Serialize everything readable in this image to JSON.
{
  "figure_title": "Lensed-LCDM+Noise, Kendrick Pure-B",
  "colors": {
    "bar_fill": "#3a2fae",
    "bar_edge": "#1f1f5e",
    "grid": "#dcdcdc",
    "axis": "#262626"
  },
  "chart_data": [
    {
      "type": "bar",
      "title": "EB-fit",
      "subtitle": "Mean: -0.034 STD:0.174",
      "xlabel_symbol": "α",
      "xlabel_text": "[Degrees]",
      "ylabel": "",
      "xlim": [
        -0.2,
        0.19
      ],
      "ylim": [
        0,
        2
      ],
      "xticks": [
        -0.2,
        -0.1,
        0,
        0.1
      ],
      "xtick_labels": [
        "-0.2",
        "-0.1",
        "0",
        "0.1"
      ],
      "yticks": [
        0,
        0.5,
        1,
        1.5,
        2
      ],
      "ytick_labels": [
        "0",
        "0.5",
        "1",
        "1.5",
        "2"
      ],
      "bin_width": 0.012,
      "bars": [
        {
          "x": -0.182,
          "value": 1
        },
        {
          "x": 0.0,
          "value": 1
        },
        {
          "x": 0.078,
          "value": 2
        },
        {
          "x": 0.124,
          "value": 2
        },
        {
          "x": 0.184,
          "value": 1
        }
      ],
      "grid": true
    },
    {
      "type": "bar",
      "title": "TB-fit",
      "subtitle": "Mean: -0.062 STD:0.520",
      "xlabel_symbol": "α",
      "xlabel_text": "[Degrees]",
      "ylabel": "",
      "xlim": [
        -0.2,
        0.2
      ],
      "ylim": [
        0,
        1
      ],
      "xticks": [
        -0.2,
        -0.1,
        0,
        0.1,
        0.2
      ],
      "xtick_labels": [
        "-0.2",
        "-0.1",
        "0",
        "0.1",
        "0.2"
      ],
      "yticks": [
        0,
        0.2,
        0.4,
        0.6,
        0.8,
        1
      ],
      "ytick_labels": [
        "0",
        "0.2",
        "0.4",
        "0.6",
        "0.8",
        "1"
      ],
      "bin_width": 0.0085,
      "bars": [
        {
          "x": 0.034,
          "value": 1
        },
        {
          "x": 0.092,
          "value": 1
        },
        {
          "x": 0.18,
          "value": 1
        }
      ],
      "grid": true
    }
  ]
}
━━━━━━━━━━
** SET TASK **
Collect every line above that contains the word "subtitle".

** EXERCISE RESPONSE **
      "subtitle": "Mean: -0.034 STD:0.174",
      "subtitle": "Mean: -0.062 STD:0.520",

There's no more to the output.